Consigne:
Pour chacune des affirmations (a), (b) et (c), indiquez par oui ou par non si elle concorde avec l'extrait retenu, en citant à l'identique les mots de l'extrait qui tranchent. (a) La plupart des marchandises entrant dans le pays passent par le poste frontière de Kobero. (b) Selon Nibasumba, le projet permettra de résoudre tous les défis de l'environnement des affaires. (c) TMEA estime qu'un rapportage régulier des barrières permettra d'y remédier.

Les transporteurs ont du mal à traverser le poste frontière à arrêt unique de Kobero. Toutefois, 95% des marchandises qui entrent dans le pays transitent par ce poste.
Certes, Nibasumba fait remarquer qu’il serait trop ambitieux de penser à la résolution effective de tous les défis affectant l’environnement des affaires avec ce projet. Néanmoins, au sein de TMEA on croit fermement qu’avec un cadre régulier de rapportage de toutes ces barrières encourues par les déclarants, les transitaires, les commerçants transfrontaliers, les chauffeurs de poids lourds et autres institutions en charge de faciliter le commerce, on pourra effectivement y remédier.

Données fournies:
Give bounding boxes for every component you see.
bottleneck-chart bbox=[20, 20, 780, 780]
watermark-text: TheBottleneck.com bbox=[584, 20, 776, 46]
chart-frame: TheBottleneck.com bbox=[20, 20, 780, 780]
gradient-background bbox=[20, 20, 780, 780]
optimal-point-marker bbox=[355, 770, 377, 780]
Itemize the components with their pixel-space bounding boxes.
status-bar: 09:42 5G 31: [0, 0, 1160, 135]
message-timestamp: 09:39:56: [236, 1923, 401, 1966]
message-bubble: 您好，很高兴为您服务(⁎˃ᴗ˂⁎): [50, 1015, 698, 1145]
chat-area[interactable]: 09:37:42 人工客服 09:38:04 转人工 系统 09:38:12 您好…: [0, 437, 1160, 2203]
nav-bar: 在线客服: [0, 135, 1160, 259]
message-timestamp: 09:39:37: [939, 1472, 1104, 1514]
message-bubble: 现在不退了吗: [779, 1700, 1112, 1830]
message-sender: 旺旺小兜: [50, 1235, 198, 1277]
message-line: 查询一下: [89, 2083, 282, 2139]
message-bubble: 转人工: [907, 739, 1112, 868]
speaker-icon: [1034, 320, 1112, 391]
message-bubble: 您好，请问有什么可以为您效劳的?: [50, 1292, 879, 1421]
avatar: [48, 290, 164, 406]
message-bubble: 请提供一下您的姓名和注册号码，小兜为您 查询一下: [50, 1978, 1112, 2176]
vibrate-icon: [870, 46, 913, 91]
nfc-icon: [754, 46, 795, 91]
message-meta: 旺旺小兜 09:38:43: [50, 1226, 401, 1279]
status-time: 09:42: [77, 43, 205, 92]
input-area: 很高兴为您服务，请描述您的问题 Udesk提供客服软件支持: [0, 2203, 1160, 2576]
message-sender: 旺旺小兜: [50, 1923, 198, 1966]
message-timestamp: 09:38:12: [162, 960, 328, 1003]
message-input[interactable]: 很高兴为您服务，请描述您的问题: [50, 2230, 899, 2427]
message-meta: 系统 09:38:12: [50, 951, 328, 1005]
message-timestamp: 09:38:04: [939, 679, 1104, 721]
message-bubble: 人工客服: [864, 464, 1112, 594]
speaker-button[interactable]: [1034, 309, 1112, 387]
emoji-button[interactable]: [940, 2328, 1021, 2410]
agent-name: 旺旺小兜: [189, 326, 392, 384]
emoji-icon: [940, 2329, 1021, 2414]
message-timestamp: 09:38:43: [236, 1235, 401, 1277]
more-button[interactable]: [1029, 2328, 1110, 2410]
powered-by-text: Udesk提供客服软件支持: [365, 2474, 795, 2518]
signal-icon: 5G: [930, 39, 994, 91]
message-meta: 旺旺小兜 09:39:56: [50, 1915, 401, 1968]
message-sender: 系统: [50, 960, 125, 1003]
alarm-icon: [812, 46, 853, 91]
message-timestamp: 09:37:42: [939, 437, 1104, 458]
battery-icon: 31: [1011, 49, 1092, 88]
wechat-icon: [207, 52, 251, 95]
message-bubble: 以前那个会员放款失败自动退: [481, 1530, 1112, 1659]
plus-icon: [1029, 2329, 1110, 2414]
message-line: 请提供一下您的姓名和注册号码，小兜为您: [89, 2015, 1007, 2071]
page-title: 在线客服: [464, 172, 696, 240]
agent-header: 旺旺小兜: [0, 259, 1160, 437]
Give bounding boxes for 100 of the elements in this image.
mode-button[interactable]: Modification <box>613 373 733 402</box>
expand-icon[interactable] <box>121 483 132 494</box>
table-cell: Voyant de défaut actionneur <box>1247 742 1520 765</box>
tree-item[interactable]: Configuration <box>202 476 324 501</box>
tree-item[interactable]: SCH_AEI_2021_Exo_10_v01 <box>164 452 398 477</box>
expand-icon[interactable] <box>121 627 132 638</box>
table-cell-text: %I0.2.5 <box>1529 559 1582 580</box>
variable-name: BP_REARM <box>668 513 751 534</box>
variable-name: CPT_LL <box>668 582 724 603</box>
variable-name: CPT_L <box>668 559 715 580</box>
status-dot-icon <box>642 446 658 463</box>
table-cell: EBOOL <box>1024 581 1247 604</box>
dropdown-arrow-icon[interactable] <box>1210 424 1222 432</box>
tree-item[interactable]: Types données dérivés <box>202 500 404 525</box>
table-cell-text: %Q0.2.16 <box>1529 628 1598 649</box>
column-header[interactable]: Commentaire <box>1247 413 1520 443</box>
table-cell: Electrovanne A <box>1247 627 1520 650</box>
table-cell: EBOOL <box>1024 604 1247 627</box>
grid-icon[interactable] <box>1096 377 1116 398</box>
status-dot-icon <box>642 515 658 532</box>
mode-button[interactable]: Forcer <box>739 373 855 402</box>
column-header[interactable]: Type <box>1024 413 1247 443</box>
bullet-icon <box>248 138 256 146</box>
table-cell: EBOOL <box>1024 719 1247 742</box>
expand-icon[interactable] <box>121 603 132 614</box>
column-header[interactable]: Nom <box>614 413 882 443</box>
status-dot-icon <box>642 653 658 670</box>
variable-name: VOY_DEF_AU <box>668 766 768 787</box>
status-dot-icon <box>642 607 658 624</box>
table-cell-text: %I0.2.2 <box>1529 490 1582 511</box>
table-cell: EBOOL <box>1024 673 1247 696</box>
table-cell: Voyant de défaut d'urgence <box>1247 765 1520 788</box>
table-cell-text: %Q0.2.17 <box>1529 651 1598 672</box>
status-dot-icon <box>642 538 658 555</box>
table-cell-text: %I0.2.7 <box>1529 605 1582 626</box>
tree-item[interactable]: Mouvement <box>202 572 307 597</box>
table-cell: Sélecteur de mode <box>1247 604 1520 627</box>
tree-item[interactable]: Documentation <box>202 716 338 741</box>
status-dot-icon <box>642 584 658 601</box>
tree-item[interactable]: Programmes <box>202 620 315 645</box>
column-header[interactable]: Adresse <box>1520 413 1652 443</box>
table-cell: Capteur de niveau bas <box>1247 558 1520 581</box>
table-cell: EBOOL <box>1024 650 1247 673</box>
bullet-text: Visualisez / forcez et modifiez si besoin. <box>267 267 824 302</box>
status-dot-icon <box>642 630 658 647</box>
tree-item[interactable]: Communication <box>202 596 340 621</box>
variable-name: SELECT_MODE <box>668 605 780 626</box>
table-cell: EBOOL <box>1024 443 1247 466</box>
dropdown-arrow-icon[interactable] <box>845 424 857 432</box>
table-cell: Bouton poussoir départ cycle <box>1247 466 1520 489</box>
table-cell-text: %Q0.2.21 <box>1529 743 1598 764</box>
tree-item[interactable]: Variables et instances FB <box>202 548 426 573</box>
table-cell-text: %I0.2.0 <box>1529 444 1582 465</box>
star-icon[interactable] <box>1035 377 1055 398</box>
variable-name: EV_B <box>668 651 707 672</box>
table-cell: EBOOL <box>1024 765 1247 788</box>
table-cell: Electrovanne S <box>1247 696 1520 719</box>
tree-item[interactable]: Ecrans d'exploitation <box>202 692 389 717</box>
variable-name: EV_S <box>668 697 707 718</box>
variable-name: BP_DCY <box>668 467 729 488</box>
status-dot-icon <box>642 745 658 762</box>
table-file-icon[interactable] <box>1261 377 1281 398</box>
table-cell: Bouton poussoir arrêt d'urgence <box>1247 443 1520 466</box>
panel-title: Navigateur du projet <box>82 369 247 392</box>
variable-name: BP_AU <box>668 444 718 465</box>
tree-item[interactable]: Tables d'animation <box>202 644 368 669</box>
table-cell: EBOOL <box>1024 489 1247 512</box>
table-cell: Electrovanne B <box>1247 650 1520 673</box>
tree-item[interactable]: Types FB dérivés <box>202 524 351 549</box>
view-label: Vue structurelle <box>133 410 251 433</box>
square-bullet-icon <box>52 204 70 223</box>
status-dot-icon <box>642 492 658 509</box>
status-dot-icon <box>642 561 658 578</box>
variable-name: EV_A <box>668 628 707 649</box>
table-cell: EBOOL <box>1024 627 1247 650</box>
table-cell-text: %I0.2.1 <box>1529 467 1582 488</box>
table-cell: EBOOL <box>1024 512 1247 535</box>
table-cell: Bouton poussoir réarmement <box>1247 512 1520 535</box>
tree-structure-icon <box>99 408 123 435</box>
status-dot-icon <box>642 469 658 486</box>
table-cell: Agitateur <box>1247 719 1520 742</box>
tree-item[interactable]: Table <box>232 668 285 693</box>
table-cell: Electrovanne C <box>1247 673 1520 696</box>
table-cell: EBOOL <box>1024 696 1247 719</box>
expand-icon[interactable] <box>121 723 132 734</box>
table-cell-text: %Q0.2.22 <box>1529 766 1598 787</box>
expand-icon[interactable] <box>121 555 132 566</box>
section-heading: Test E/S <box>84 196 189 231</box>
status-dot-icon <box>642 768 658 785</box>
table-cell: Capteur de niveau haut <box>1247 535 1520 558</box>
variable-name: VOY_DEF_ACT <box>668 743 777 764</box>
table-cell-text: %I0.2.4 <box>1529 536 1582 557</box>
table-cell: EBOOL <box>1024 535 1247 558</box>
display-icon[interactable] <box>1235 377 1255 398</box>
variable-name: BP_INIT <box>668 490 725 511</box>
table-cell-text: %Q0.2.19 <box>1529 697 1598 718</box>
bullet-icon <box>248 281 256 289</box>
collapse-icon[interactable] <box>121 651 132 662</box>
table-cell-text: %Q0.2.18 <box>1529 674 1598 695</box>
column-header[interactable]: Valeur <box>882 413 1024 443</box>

Réponse finale:
(a) Oui : « 95% des marchandises qui entrent dans le pays transitent par ce poste ».
(b) Non : « il serait trop ambitieux de penser à la résolution effective de tous les défis affectant l’environnement des affaires avec ce projet ».
(c) Oui : « on croit fermement qu’avec un cadre régulier de rapportage de toutes ces barrières » … « on pourra effectivement y remédier ».